INSTRUCTIONS TO FOLLOW: Return every line from the records below that has the word "analysis".
╭─ RECORDS
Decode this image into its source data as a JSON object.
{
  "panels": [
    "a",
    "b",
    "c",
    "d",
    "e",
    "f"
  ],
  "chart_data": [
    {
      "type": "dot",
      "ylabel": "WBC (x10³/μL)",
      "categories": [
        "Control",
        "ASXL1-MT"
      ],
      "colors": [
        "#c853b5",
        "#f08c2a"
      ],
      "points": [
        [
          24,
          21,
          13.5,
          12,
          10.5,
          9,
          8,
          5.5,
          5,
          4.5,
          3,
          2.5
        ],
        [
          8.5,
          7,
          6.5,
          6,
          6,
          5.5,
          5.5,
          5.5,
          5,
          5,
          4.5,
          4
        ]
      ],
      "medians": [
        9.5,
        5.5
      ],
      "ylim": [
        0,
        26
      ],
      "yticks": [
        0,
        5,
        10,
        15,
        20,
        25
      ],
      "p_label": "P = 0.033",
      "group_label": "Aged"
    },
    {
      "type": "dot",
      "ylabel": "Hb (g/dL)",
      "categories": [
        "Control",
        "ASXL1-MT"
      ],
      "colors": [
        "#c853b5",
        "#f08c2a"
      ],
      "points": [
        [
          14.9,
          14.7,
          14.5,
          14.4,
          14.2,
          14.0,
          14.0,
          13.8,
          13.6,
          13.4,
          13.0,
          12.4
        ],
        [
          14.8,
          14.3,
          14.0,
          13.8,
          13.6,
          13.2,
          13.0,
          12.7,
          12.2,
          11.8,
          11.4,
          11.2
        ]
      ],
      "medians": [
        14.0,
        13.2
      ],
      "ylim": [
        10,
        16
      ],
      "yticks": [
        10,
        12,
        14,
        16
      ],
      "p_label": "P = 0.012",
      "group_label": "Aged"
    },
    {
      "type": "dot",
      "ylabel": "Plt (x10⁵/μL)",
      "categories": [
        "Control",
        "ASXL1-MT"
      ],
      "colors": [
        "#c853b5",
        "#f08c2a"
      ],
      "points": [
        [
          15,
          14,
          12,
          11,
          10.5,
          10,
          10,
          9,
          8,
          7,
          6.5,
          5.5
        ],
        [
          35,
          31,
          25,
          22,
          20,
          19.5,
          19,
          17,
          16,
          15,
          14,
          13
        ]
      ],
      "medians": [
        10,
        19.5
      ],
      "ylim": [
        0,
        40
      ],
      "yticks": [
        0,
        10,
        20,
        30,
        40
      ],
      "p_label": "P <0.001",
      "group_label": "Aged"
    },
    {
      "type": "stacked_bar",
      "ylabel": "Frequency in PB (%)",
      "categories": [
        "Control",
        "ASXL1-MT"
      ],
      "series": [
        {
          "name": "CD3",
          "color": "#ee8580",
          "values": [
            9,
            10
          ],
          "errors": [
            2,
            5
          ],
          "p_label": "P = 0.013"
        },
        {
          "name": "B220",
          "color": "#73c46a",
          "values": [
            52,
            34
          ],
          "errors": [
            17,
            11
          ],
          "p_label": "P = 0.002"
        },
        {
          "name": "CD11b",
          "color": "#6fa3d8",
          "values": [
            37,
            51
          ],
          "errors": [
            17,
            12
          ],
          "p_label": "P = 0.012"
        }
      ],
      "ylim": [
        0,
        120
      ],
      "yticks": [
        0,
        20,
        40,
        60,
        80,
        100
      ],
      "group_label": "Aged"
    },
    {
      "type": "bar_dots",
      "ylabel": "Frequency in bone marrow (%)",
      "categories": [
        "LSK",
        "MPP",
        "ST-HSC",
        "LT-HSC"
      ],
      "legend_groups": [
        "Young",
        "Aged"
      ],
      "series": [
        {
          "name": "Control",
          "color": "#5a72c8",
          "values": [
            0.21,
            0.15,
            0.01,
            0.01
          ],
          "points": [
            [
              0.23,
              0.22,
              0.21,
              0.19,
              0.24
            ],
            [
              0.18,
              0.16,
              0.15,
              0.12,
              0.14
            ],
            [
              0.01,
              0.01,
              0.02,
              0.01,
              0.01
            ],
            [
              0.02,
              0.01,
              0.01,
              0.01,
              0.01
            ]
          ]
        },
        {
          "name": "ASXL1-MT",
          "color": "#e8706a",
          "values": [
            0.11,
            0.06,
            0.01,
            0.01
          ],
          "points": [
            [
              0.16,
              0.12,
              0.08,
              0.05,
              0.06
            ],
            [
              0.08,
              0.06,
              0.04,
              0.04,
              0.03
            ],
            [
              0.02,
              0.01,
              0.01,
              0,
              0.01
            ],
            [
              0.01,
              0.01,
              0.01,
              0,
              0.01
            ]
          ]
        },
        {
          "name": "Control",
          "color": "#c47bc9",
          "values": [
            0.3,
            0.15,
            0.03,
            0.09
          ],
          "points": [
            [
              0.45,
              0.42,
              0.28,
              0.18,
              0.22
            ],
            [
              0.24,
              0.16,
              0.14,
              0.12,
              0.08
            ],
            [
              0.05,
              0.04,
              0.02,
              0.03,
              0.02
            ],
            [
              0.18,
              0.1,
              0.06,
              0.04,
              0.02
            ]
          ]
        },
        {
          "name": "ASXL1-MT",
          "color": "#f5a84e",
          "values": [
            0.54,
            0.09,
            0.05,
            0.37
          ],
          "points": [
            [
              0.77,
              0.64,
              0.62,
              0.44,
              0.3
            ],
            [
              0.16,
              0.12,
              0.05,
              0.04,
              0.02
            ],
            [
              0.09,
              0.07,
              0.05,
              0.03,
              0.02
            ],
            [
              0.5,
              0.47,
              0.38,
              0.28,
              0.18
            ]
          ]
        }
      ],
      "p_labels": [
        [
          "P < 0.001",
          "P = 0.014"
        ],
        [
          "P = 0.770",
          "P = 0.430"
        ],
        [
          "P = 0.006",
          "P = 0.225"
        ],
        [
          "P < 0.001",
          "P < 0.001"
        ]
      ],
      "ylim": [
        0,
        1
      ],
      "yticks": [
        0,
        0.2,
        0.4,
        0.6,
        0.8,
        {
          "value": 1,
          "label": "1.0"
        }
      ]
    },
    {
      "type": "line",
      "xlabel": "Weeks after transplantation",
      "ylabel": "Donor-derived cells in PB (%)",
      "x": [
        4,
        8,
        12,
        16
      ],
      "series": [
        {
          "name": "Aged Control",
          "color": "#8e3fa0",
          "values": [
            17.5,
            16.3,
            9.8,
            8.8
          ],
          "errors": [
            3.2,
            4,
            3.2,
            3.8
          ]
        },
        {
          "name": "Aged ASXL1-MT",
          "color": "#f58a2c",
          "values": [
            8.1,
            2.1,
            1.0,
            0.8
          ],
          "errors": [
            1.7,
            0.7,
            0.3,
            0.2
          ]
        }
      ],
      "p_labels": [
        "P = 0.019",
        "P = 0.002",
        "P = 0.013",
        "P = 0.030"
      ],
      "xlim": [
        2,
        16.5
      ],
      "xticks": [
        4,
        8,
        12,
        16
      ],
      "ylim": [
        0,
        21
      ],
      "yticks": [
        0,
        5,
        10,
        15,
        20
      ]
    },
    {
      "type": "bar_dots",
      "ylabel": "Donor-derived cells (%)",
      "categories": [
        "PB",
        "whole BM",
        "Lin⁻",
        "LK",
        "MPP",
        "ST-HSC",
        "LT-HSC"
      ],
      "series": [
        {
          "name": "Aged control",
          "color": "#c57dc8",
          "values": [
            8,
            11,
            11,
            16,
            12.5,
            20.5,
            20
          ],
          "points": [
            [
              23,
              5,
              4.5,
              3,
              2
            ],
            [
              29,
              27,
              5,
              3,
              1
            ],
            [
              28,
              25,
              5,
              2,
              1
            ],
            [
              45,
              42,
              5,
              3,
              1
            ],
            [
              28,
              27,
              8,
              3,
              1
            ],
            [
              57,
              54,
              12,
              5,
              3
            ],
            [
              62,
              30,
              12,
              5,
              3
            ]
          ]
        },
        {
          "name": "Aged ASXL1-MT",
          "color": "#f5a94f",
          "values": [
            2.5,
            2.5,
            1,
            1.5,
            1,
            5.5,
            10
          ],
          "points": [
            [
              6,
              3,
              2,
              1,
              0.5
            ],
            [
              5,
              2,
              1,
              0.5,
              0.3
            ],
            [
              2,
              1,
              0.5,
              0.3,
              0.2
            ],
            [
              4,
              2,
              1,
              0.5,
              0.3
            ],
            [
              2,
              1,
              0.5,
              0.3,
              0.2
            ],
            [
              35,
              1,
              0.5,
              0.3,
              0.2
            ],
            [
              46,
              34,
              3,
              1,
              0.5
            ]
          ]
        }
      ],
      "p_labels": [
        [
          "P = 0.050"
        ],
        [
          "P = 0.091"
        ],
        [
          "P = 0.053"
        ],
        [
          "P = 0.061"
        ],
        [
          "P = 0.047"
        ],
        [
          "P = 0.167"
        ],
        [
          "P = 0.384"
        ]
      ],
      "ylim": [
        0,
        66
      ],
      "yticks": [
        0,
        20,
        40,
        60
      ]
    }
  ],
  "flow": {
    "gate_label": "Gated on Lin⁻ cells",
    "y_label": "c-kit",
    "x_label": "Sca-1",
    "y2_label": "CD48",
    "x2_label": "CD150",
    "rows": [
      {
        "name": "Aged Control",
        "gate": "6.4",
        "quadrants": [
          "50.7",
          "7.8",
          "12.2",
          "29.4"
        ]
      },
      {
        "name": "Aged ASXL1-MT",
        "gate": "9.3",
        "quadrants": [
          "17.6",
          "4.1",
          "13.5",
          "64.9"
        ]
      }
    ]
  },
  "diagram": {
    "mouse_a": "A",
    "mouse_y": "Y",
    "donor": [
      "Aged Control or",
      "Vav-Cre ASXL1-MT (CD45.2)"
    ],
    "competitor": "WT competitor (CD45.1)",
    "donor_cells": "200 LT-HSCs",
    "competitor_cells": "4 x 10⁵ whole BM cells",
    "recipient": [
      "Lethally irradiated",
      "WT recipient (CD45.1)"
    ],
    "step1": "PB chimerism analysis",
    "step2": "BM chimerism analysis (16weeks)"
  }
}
╰─
EXERCISE RESULT:
    "step1": "PB chimerism analysis",
    "step2": "BM chimerism analysis (16weeks)"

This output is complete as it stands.